--- START SUPPLIED INFORMATION ---

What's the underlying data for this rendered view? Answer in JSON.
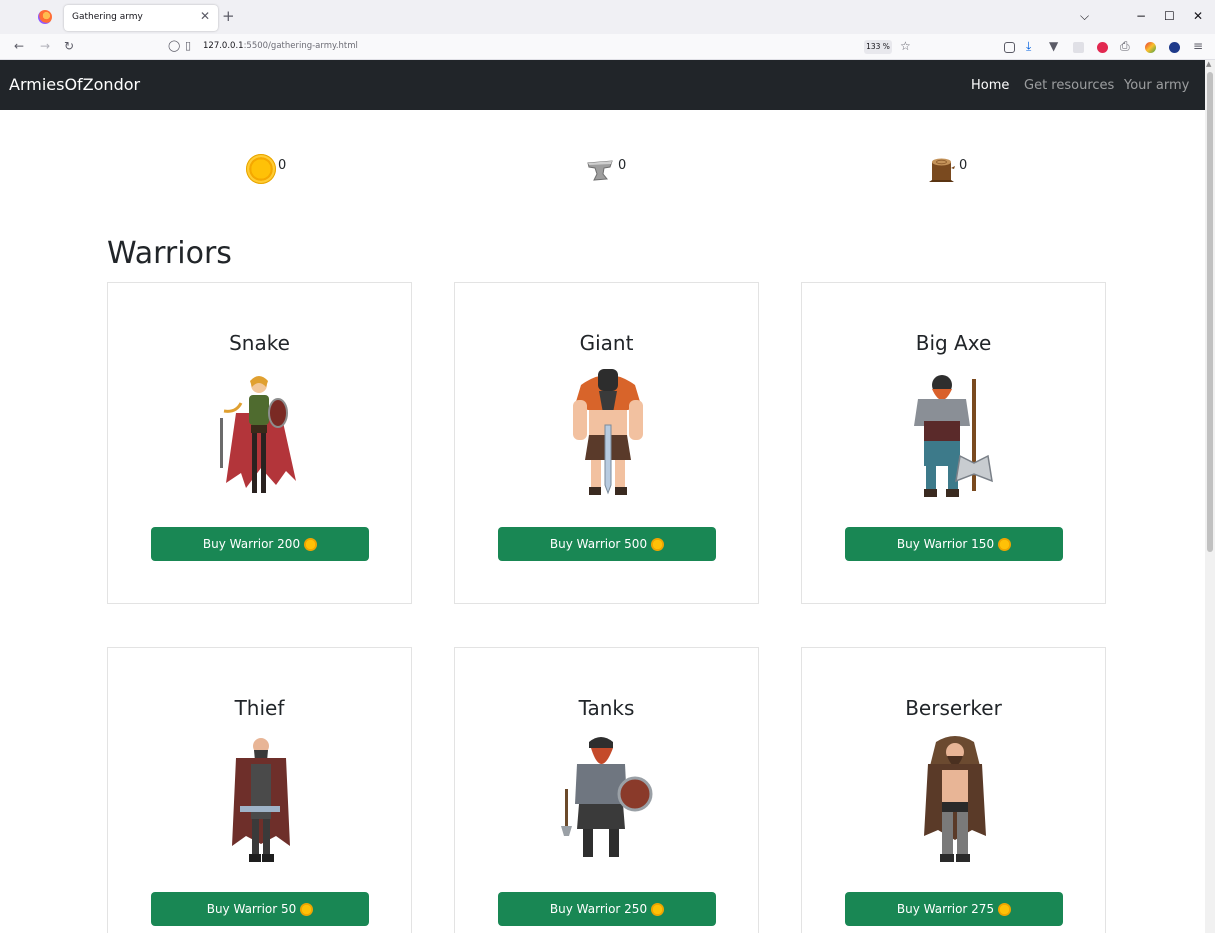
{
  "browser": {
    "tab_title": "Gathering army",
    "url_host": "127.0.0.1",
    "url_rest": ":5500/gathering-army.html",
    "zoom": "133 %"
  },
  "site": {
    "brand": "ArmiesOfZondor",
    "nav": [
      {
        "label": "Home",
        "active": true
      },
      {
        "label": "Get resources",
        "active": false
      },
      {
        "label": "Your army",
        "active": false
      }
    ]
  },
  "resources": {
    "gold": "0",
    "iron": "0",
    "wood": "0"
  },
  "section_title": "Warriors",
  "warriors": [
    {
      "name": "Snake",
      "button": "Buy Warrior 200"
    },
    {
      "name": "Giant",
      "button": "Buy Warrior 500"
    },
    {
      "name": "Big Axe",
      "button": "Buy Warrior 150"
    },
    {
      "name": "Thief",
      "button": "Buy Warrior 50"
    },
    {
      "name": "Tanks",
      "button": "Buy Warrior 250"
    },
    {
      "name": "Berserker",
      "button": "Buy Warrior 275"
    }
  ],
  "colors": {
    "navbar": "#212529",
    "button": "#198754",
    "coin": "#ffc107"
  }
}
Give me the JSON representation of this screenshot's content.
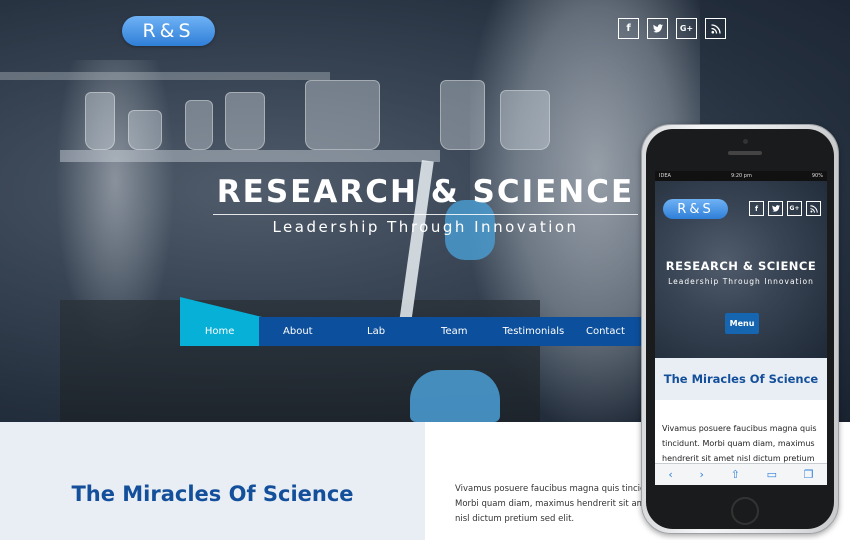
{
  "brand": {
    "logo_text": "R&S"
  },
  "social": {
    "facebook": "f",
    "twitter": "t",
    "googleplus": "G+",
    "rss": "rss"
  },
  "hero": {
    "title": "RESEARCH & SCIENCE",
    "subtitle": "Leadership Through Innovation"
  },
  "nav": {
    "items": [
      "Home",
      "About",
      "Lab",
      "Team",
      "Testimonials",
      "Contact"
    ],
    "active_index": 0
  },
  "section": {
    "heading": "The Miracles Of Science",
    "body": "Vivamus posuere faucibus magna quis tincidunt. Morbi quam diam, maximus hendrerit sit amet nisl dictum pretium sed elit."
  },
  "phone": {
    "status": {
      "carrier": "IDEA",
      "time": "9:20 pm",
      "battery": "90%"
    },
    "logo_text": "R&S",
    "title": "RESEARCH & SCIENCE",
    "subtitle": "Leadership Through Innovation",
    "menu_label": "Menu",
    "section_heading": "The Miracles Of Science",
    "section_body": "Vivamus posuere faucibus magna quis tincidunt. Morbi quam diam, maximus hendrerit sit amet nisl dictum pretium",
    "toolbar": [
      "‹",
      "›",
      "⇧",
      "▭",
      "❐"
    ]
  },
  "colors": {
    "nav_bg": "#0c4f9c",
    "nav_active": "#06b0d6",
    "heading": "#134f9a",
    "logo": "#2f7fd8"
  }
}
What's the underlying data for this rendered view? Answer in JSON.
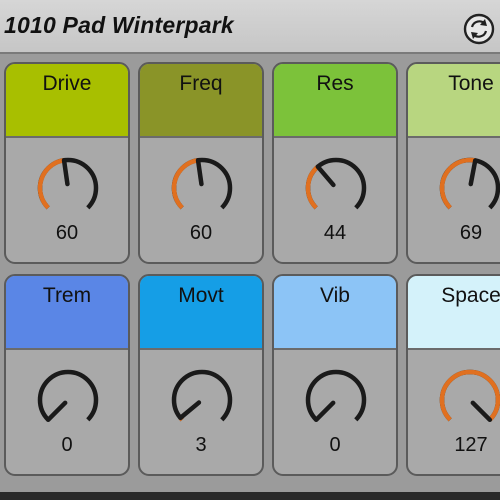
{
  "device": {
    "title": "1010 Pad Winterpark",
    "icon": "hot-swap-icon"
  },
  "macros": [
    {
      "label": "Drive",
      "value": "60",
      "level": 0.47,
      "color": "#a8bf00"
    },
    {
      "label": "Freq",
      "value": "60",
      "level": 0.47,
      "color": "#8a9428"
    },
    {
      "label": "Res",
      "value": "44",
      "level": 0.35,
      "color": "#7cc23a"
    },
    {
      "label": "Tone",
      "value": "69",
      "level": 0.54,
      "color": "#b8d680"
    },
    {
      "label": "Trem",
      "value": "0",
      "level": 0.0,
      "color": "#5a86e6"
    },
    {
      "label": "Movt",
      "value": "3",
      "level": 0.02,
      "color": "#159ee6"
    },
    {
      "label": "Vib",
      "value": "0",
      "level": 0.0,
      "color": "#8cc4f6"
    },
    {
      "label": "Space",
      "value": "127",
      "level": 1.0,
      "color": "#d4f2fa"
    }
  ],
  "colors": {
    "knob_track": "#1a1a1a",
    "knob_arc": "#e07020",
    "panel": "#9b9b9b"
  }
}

--- END SUPPLIED INFORMATION ---

Copy every line of the entries above in which "Through" occurs.

    "subtitle": "Leadership Through Innovation"
    "subtitle": "Leadership Through Innovation",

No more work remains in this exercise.